PROBLEM DESCRIPTION: In this exercise, return the whole listing exactly, excluding any images.

Dataset records:
═══

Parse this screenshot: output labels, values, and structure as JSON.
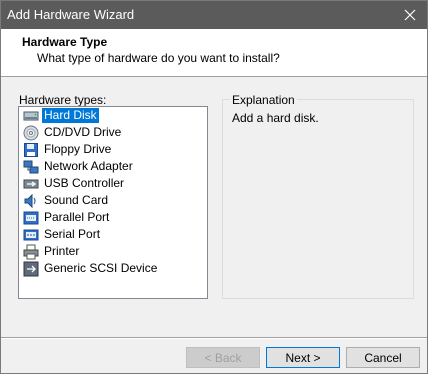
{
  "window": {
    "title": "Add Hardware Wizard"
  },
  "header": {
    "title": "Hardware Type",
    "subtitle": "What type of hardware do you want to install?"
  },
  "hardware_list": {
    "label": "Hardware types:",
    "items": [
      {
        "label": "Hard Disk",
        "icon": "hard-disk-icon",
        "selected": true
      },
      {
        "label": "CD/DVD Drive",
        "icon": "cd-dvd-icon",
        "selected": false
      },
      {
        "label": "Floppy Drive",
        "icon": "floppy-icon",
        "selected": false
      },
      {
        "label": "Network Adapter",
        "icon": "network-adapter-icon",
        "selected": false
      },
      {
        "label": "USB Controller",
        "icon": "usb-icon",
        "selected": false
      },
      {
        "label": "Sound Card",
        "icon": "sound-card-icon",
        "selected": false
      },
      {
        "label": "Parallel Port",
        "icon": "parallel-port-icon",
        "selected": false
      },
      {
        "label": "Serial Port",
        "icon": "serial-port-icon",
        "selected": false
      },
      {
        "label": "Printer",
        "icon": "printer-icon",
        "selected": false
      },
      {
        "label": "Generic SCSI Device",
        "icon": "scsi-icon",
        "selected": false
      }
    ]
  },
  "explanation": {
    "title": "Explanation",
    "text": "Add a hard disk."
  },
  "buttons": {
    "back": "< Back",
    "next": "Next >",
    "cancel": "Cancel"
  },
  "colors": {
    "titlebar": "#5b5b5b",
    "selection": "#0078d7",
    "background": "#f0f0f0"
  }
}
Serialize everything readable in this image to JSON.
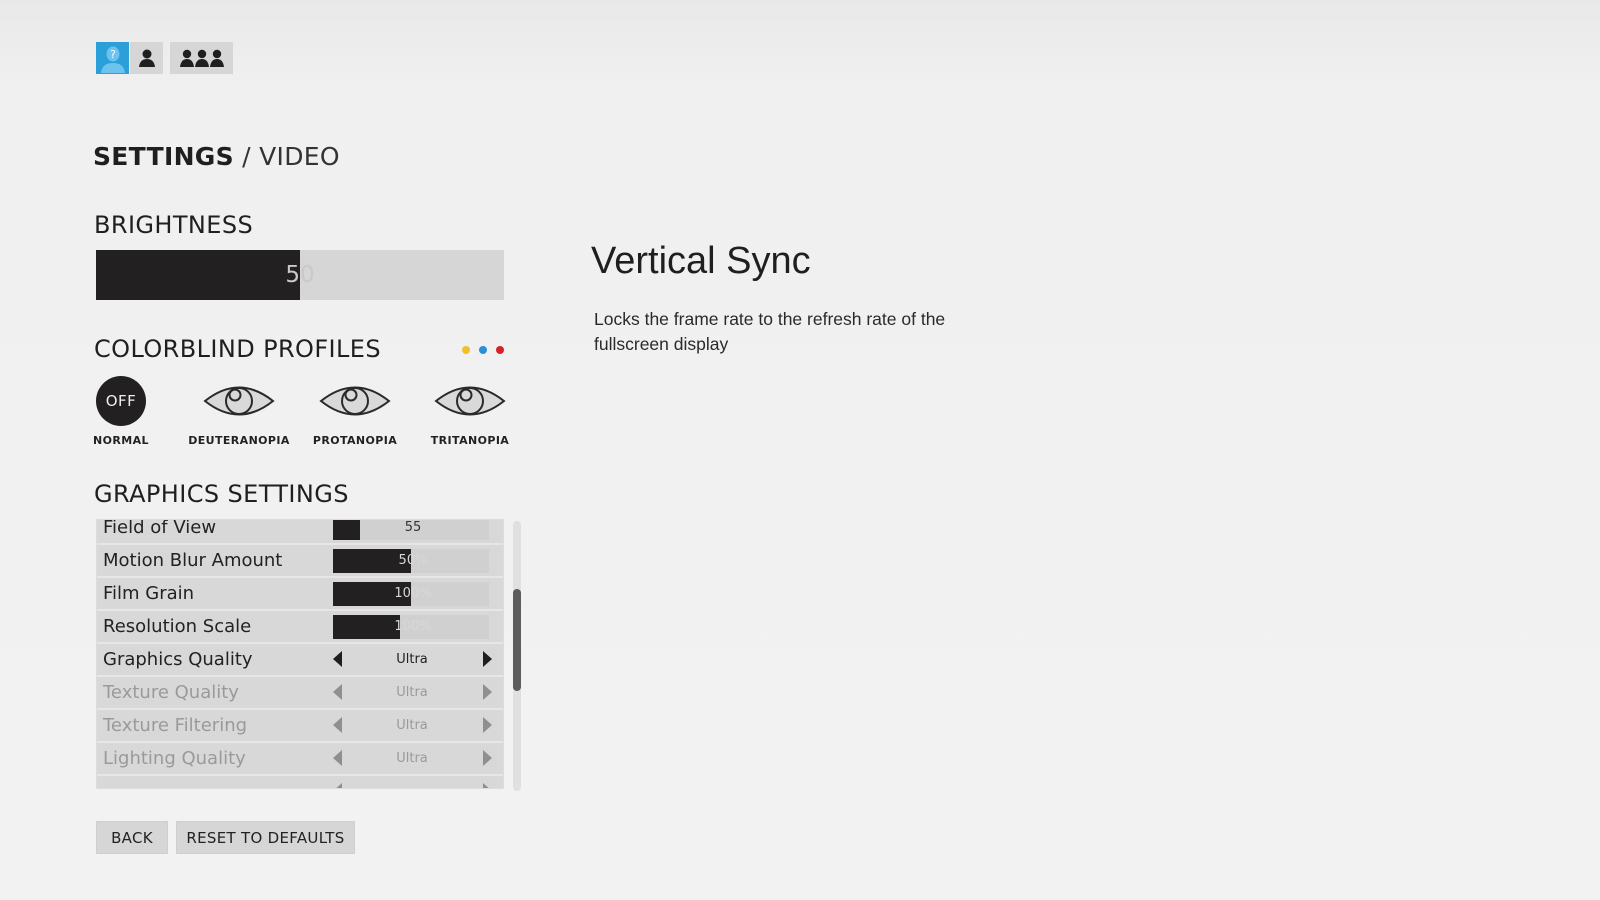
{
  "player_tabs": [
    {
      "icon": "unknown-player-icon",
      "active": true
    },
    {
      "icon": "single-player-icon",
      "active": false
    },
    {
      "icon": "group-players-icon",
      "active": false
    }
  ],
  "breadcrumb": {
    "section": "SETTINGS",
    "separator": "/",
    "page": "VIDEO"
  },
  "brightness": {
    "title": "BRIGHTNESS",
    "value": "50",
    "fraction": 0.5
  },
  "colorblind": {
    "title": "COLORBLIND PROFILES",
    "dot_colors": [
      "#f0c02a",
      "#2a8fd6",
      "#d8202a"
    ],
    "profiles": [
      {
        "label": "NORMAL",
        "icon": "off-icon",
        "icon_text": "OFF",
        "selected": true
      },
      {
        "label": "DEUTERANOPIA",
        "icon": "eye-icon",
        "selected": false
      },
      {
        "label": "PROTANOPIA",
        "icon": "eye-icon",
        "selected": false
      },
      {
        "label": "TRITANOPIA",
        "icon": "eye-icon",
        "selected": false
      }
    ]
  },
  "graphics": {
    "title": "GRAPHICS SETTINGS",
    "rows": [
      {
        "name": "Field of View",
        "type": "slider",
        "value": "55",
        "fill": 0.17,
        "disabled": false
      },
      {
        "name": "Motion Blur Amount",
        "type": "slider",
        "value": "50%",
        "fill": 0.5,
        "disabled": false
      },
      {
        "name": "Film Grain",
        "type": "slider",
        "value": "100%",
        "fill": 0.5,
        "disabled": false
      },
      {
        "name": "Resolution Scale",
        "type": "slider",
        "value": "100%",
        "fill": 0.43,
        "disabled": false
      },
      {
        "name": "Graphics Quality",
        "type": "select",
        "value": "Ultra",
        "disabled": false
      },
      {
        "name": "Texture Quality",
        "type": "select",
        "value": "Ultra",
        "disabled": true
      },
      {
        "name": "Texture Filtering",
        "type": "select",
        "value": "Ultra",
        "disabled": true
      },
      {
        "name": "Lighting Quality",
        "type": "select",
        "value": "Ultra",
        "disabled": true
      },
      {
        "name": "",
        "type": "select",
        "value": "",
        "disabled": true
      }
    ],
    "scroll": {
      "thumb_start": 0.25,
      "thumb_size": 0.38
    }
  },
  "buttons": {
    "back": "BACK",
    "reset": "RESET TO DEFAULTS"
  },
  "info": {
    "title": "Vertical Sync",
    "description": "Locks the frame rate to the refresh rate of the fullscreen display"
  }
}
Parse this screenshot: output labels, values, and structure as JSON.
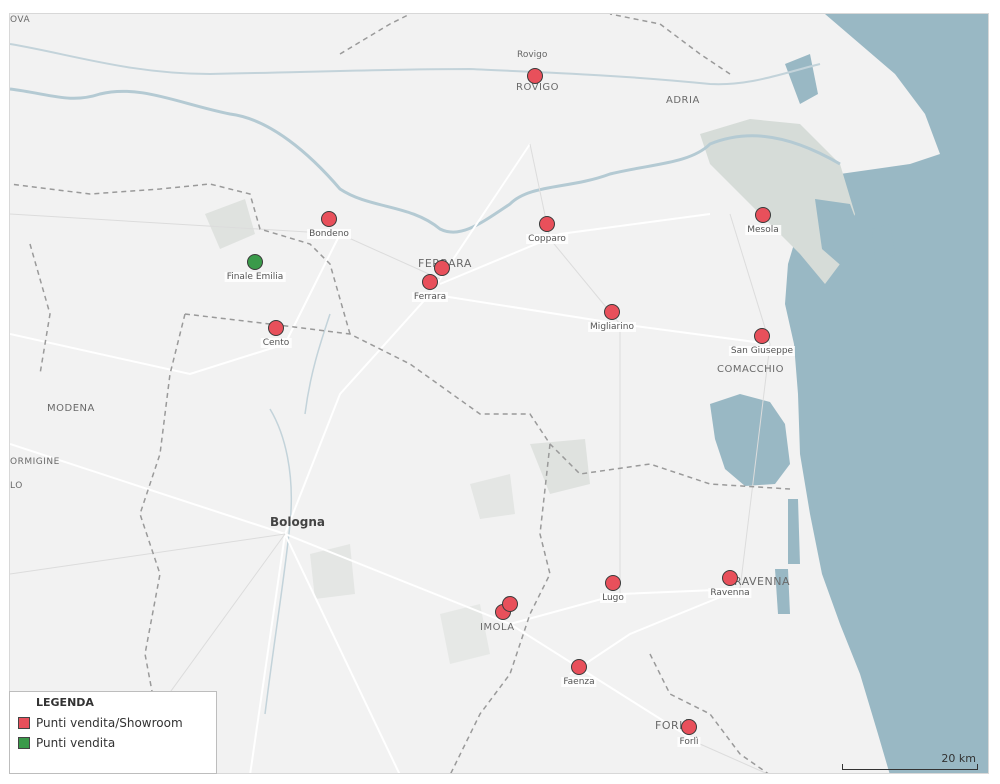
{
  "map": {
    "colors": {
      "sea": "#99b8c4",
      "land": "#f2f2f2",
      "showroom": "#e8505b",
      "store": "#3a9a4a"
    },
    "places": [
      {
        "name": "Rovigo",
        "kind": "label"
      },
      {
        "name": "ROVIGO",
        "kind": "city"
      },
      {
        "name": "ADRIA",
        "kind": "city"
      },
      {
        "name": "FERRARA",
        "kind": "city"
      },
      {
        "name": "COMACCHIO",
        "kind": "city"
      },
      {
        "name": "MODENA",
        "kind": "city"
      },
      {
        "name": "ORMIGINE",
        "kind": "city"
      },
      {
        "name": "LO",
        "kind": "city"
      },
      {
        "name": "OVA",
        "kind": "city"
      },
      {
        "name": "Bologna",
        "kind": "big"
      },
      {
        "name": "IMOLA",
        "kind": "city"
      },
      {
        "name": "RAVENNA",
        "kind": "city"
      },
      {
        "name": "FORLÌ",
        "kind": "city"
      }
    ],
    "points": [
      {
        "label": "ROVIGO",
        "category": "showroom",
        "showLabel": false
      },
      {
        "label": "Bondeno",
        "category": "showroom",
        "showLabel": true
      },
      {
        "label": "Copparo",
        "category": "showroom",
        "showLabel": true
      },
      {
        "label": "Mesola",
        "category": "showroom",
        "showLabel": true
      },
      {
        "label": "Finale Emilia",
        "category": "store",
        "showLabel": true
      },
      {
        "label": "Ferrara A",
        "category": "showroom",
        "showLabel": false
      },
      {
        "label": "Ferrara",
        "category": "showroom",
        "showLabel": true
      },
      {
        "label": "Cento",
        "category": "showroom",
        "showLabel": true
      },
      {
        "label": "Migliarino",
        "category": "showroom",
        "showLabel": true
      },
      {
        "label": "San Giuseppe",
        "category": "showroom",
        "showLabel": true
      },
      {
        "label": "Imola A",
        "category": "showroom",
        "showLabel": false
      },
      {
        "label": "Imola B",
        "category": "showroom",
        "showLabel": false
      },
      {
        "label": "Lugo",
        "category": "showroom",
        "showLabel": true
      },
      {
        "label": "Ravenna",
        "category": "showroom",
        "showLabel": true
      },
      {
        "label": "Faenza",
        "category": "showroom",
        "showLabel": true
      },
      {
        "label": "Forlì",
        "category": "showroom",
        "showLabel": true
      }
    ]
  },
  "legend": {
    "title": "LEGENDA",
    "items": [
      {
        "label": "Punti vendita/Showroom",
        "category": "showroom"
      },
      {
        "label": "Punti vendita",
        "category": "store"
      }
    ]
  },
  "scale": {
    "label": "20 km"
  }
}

═══

RESULT OF THE TASK:
Parse this screenshot: output labels, values, and structure as JSON.
{
  "window": {
    "title": "Add Hardware Wizard"
  },
  "header": {
    "title": "Hardware Type",
    "subtitle": "What type of hardware do you want to install?"
  },
  "hardware_list": {
    "label": "Hardware types:",
    "items": [
      {
        "label": "Hard Disk",
        "icon": "hard-disk-icon",
        "selected": true
      },
      {
        "label": "CD/DVD Drive",
        "icon": "cd-dvd-icon",
        "selected": false
      },
      {
        "label": "Floppy Drive",
        "icon": "floppy-icon",
        "selected": false
      },
      {
        "label": "Network Adapter",
        "icon": "network-adapter-icon",
        "selected": false
      },
      {
        "label": "USB Controller",
        "icon": "usb-icon",
        "selected": false
      },
      {
        "label": "Sound Card",
        "icon": "sound-card-icon",
        "selected": false
      },
      {
        "label": "Parallel Port",
        "icon": "parallel-port-icon",
        "selected": false
      },
      {
        "label": "Serial Port",
        "icon": "serial-port-icon",
        "selected": false
      },
      {
        "label": "Printer",
        "icon": "printer-icon",
        "selected": false
      },
      {
        "label": "Generic SCSI Device",
        "icon": "scsi-icon",
        "selected": false
      }
    ]
  },
  "explanation": {
    "title": "Explanation",
    "text": "Add a hard disk."
  },
  "buttons": {
    "back": "< Back",
    "next": "Next >",
    "cancel": "Cancel"
  },
  "colors": {
    "titlebar": "#5b5b5b",
    "selection": "#0078d7",
    "background": "#f0f0f0"
  }
}
Serialize everything readable in this image to JSON.
{
  "player_tabs": [
    {
      "icon": "unknown-player-icon",
      "active": true
    },
    {
      "icon": "single-player-icon",
      "active": false
    },
    {
      "icon": "group-players-icon",
      "active": false
    }
  ],
  "breadcrumb": {
    "section": "SETTINGS",
    "separator": "/",
    "page": "VIDEO"
  },
  "brightness": {
    "title": "BRIGHTNESS",
    "value": "50",
    "fraction": 0.5
  },
  "colorblind": {
    "title": "COLORBLIND PROFILES",
    "dot_colors": [
      "#f0c02a",
      "#2a8fd6",
      "#d8202a"
    ],
    "profiles": [
      {
        "label": "NORMAL",
        "icon": "off-icon",
        "icon_text": "OFF",
        "selected": true
      },
      {
        "label": "DEUTERANOPIA",
        "icon": "eye-icon",
        "selected": false
      },
      {
        "label": "PROTANOPIA",
        "icon": "eye-icon",
        "selected": false
      },
      {
        "label": "TRITANOPIA",
        "icon": "eye-icon",
        "selected": false
      }
    ]
  },
  "graphics": {
    "title": "GRAPHICS SETTINGS",
    "rows": [
      {
        "name": "Field of View",
        "type": "slider",
        "value": "55",
        "fill": 0.17,
        "disabled": false
      },
      {
        "name": "Motion Blur Amount",
        "type": "slider",
        "value": "50%",
        "fill": 0.5,
        "disabled": false
      },
      {
        "name": "Film Grain",
        "type": "slider",
        "value": "100%",
        "fill": 0.5,
        "disabled": false
      },
      {
        "name": "Resolution Scale",
        "type": "slider",
        "value": "100%",
        "fill": 0.43,
        "disabled": false
      },
      {
        "name": "Graphics Quality",
        "type": "select",
        "value": "Ultra",
        "disabled": false
      },
      {
        "name": "Texture Quality",
        "type": "select",
        "value": "Ultra",
        "disabled": true
      },
      {
        "name": "Texture Filtering",
        "type": "select",
        "value": "Ultra",
        "disabled": true
      },
      {
        "name": "Lighting Quality",
        "type": "select",
        "value": "Ultra",
        "disabled": true
      },
      {
        "name": "",
        "type": "select",
        "value": "",
        "disabled": true
      }
    ],
    "scroll": {
      "thumb_start": 0.25,
      "thumb_size": 0.38
    }
  },
  "buttons": {
    "back": "BACK",
    "reset": "RESET TO DEFAULTS"
  },
  "info": {
    "title": "Vertical Sync",
    "description": "Locks the frame rate to the refresh rate of the fullscreen display"
  }
}
Parse this screenshot: output labels, values, and structure as JSON.
{
  "map": {
    "colors": {
      "sea": "#99b8c4",
      "land": "#f2f2f2",
      "showroom": "#e8505b",
      "store": "#3a9a4a"
    },
    "places": [
      {
        "name": "Rovigo",
        "kind": "label"
      },
      {
        "name": "ROVIGO",
        "kind": "city"
      },
      {
        "name": "ADRIA",
        "kind": "city"
      },
      {
        "name": "FERRARA",
        "kind": "city"
      },
      {
        "name": "COMACCHIO",
        "kind": "city"
      },
      {
        "name": "MODENA",
        "kind": "city"
      },
      {
        "name": "ORMIGINE",
        "kind": "city"
      },
      {
        "name": "LO",
        "kind": "city"
      },
      {
        "name": "OVA",
        "kind": "city"
      },
      {
        "name": "Bologna",
        "kind": "big"
      },
      {
        "name": "IMOLA",
        "kind": "city"
      },
      {
        "name": "RAVENNA",
        "kind": "city"
      },
      {
        "name": "FORLÌ",
        "kind": "city"
      }
    ],
    "points": [
      {
        "label": "ROVIGO",
        "category": "showroom",
        "showLabel": false
      },
      {
        "label": "Bondeno",
        "category": "showroom",
        "showLabel": true
      },
      {
        "label": "Copparo",
        "category": "showroom",
        "showLabel": true
      },
      {
        "label": "Mesola",
        "category": "showroom",
        "showLabel": true
      },
      {
        "label": "Finale Emilia",
        "category": "store",
        "showLabel": true
      },
      {
        "label": "Ferrara A",
        "category": "showroom",
        "showLabel": false
      },
      {
        "label": "Ferrara",
        "category": "showroom",
        "showLabel": true
      },
      {
        "label": "Cento",
        "category": "showroom",
        "showLabel": true
      },
      {
        "label": "Migliarino",
        "category": "showroom",
        "showLabel": true
      },
      {
        "label": "San Giuseppe",
        "category": "showroom",
        "showLabel": true
      },
      {
        "label": "Imola A",
        "category": "showroom",
        "showLabel": false
      },
      {
        "label": "Imola B",
        "category": "showroom",
        "showLabel": false
      },
      {
        "label": "Lugo",
        "category": "showroom",
        "showLabel": true
      },
      {
        "label": "Ravenna",
        "category": "showroom",
        "showLabel": true
      },
      {
        "label": "Faenza",
        "category": "showroom",
        "showLabel": true
      },
      {
        "label": "Forlì",
        "category": "showroom",
        "showLabel": true
      }
    ]
  },
  "legend": {
    "title": "LEGENDA",
    "items": [
      {
        "label": "Punti vendita/Showroom",
        "category": "showroom"
      },
      {
        "label": "Punti vendita",
        "category": "store"
      }
    ]
  },
  "scale": {
    "label": "20 km"
  }
}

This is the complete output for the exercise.